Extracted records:

==*==

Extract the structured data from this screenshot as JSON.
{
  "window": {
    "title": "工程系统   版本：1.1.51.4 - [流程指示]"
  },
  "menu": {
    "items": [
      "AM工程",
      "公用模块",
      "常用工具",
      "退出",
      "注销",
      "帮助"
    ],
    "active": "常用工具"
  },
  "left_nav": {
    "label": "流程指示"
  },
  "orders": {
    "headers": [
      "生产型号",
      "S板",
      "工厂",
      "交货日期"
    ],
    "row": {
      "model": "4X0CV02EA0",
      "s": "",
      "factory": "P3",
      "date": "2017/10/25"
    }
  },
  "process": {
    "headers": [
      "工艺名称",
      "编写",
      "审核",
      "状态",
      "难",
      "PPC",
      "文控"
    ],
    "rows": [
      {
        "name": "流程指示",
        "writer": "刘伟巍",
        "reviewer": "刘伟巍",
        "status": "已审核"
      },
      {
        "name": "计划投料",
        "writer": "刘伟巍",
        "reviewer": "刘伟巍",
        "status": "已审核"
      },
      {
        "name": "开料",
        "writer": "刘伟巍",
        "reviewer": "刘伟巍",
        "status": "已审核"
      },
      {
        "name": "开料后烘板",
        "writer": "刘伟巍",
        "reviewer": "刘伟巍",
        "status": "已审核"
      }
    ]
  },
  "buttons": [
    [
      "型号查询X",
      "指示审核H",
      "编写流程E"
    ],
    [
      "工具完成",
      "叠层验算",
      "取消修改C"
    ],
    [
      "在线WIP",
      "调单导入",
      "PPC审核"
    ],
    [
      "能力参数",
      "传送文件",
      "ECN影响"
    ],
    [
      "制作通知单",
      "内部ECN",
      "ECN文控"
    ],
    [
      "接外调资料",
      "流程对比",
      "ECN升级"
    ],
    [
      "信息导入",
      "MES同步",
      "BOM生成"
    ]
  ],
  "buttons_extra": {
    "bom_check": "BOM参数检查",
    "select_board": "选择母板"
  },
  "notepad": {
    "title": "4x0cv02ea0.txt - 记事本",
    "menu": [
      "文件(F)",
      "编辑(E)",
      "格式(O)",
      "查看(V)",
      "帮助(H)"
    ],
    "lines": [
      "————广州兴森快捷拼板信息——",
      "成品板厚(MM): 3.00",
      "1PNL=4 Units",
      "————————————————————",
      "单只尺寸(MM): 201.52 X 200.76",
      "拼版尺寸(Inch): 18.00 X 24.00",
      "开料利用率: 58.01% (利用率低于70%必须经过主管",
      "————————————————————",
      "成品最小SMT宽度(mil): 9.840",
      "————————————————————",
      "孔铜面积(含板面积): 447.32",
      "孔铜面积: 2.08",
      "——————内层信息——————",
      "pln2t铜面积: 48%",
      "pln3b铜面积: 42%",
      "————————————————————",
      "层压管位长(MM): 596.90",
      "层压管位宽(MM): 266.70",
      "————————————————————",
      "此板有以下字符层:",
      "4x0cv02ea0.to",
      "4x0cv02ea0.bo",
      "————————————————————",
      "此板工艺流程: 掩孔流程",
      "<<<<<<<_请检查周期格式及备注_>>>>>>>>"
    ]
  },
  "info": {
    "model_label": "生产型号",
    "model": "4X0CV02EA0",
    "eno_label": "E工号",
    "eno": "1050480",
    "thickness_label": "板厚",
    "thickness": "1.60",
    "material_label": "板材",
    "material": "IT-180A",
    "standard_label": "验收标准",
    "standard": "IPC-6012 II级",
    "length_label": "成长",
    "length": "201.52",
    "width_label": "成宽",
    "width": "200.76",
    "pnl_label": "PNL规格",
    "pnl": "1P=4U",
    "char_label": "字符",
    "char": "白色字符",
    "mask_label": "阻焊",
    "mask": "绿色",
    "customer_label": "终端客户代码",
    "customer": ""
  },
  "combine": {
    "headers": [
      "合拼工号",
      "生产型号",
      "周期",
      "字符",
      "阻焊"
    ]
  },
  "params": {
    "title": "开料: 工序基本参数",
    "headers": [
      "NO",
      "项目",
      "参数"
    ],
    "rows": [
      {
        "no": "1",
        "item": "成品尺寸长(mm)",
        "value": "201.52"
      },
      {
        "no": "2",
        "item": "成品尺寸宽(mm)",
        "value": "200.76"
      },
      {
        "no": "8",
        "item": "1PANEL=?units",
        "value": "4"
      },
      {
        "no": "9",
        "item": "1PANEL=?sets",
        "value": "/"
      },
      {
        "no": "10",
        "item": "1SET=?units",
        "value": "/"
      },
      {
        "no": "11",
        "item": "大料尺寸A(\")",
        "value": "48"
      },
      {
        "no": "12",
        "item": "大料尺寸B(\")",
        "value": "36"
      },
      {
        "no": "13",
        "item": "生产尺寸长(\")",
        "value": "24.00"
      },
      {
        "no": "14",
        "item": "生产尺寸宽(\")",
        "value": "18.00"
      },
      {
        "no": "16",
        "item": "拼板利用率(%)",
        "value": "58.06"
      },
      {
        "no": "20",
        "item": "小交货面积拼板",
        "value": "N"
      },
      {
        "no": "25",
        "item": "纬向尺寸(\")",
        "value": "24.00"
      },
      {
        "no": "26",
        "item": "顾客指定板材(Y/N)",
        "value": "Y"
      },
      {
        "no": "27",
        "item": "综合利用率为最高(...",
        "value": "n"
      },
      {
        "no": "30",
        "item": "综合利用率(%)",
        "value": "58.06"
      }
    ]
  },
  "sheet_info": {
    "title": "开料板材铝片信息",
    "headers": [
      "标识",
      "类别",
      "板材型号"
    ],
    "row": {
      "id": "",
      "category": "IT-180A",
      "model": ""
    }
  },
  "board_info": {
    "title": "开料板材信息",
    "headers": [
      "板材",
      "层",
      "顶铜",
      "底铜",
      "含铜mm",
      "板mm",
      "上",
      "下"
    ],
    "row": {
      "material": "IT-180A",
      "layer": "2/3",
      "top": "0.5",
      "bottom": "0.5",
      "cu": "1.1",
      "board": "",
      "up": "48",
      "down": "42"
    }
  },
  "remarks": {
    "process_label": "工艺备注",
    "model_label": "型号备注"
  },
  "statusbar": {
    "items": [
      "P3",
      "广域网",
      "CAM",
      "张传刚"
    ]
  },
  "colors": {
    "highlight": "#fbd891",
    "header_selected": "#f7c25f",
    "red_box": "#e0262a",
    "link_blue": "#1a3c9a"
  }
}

==*==

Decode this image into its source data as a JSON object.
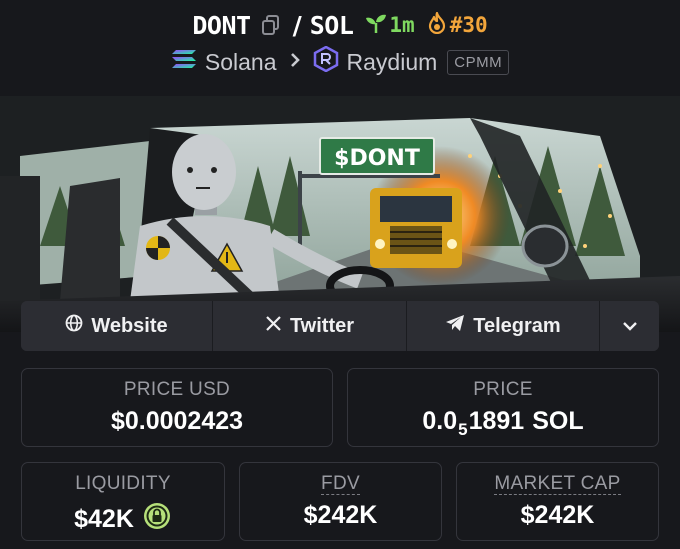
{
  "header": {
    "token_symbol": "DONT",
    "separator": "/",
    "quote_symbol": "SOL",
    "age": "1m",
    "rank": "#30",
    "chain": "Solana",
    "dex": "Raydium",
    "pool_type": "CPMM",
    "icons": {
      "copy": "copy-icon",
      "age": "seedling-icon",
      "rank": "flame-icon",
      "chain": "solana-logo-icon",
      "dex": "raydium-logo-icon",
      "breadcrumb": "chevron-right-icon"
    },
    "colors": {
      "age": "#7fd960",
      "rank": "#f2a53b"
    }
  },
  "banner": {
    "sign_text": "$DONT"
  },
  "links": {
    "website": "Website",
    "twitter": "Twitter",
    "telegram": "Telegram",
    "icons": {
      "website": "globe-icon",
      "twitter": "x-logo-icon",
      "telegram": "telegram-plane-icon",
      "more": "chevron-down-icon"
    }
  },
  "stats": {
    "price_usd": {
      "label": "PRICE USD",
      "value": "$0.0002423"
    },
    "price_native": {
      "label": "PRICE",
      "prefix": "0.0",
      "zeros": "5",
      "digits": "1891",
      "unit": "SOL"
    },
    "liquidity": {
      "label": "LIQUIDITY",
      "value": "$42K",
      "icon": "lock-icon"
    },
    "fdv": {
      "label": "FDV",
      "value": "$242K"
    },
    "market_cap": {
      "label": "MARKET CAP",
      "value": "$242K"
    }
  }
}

==*==

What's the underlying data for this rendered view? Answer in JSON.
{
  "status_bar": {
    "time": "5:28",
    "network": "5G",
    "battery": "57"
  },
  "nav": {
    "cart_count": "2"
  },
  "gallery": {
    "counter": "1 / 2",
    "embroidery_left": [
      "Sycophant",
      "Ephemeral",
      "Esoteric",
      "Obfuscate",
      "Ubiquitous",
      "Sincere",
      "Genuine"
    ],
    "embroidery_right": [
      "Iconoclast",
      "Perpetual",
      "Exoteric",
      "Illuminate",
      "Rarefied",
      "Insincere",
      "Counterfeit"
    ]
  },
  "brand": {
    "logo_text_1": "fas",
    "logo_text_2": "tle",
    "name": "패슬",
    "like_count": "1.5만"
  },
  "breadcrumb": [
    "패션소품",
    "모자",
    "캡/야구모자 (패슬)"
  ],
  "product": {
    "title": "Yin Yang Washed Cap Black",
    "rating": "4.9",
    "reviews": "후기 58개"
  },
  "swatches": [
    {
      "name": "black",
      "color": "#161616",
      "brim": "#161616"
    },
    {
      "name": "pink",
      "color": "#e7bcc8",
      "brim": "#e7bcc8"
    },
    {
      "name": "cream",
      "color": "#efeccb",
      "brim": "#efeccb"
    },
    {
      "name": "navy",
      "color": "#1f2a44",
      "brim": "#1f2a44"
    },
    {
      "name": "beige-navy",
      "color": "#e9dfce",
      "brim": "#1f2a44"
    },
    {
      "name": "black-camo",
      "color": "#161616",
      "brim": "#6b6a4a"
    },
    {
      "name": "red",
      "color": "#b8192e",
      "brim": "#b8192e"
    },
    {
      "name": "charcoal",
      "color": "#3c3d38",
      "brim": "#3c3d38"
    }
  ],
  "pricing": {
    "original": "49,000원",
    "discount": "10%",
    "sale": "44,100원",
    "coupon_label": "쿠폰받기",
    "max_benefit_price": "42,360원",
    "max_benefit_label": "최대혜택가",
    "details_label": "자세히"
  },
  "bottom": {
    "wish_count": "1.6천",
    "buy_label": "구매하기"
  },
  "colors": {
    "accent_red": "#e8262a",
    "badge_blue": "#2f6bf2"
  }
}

==*==

▸ **To be done**
Read through the lines above and collect those that contain the string "chain".

▸ **Solution for this problem**
    "chain": "Solana",
      "chain": "solana-logo-icon",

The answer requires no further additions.